Stored dataset items:
[start]
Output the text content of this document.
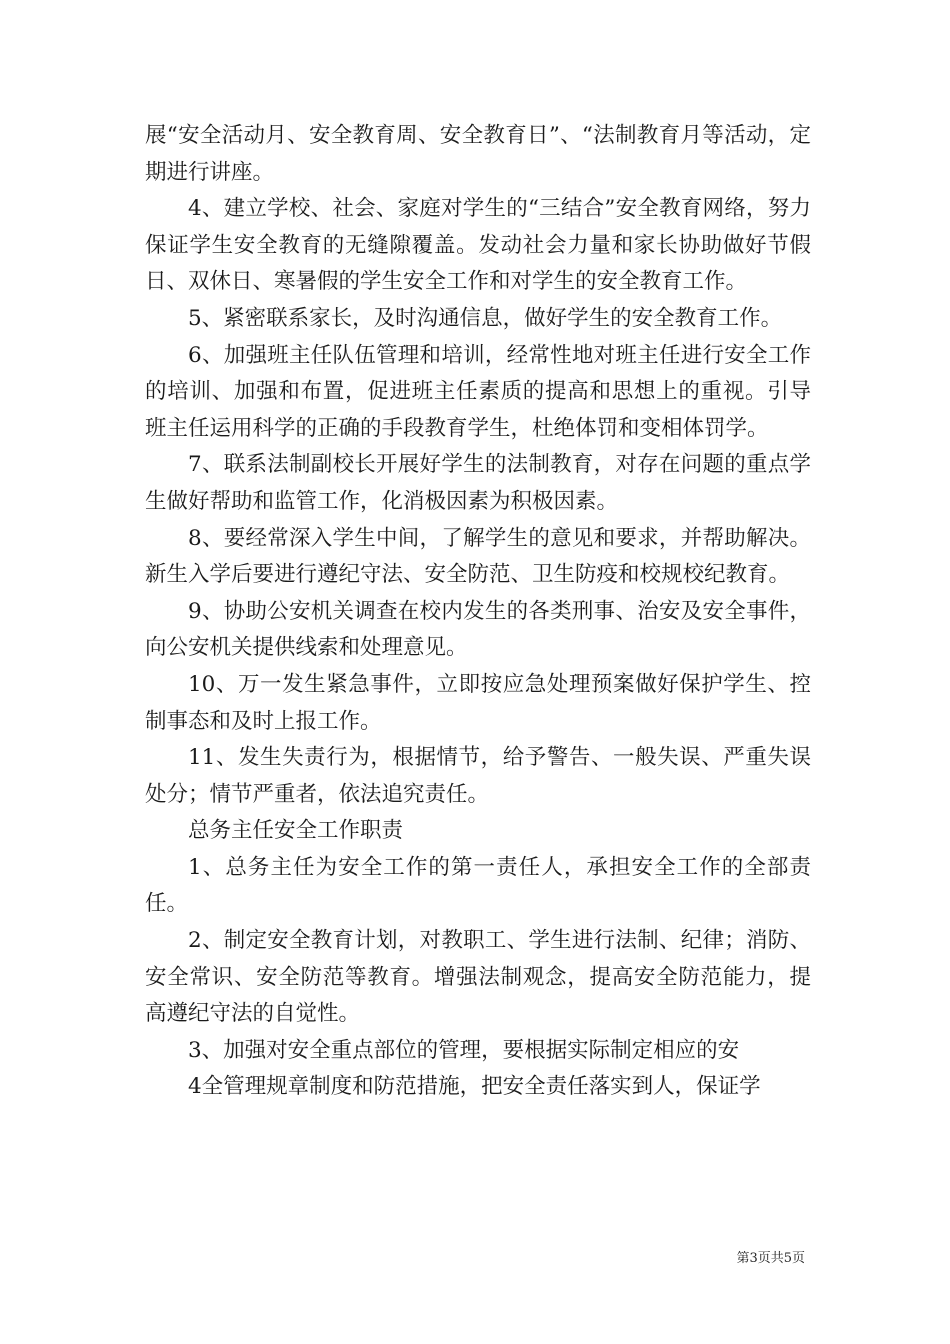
展“安全活动月、安全教育周、安全教育日”、“法制教育月等活动，定期进行讲座。

4、建立学校、社会、家庭对学生的“三结合”安全教育网络，努力保证学生安全教育的无缝隙覆盖。发动社会力量和家长协助做好节假日、双休日、寒暑假的学生安全工作和对学生的安全教育工作。

5、紧密联系家长，及时沟通信息，做好学生的安全教育工作。

6、加强班主任队伍管理和培训，经常性地对班主任进行安全工作的培训、加强和布置，促进班主任素质的提高和思想上的重视。引导班主任运用科学的正确的手段教育学生，杜绝体罚和变相体罚学。

7、联系法制副校长开展好学生的法制教育，对存在问题的重点学生做好帮助和监管工作，化消极因素为积极因素。

8、要经常深入学生中间，了解学生的意见和要求，并帮助解决。新生入学后要进行遵纪守法、安全防范、卫生防疫和校规校纪教育。

9、协助公安机关调查在校内发生的各类刑事、治安及安全事件，向公安机关提供线索和处理意见。

10、万一发生紧急事件，立即按应急处理预案做好保护学生、控制事态和及时上报工作。

11、发生失责行为，根据情节，给予警告、一般失误、严重失误处分；情节严重者，依法追究责任。

总务主任安全工作职责

1、总务主任为安全工作的第一责任人，承担安全工作的全部责任。

2、制定安全教育计划，对教职工、学生进行法制、纪律；消防、安全常识、安全防范等教育。增强法制观念，提高安全防范能力，提高遵纪守法的自觉性。

3、加强对安全重点部位的管理，要根据实际制定相应的安

4全管理规章制度和防范措施，把安全责任落实到人，保证学

第3页共5页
[end]
■ Your instructions ■
Please transcribe the material above exactly as written. Leave the pictures out.

■ Solution for this task ■
Output the text content of this document.
展“安全活动月、安全教育周、安全教育日”、“法制教育月等活动，定期进行讲座。

4、建立学校、社会、家庭对学生的“三结合”安全教育网络，努力保证学生安全教育的无缝隙覆盖。发动社会力量和家长协助做好节假日、双休日、寒暑假的学生安全工作和对学生的安全教育工作。

5、紧密联系家长，及时沟通信息，做好学生的安全教育工作。

6、加强班主任队伍管理和培训，经常性地对班主任进行安全工作的培训、加强和布置，促进班主任素质的提高和思想上的重视。引导班主任运用科学的正确的手段教育学生，杜绝体罚和变相体罚学。

7、联系法制副校长开展好学生的法制教育，对存在问题的重点学生做好帮助和监管工作，化消极因素为积极因素。

8、要经常深入学生中间，了解学生的意见和要求，并帮助解决。新生入学后要进行遵纪守法、安全防范、卫生防疫和校规校纪教育。

9、协助公安机关调查在校内发生的各类刑事、治安及安全事件，向公安机关提供线索和处理意见。

10、万一发生紧急事件，立即按应急处理预案做好保护学生、控制事态和及时上报工作。

11、发生失责行为，根据情节，给予警告、一般失误、严重失误处分；情节严重者，依法追究责任。

总务主任安全工作职责

1、总务主任为安全工作的第一责任人，承担安全工作的全部责任。

2、制定安全教育计划，对教职工、学生进行法制、纪律；消防、安全常识、安全防范等教育。增强法制观念，提高安全防范能力，提高遵纪守法的自觉性。

3、加强对安全重点部位的管理，要根据实际制定相应的安

4全管理规章制度和防范措施，把安全责任落实到人，保证学

第3页共5页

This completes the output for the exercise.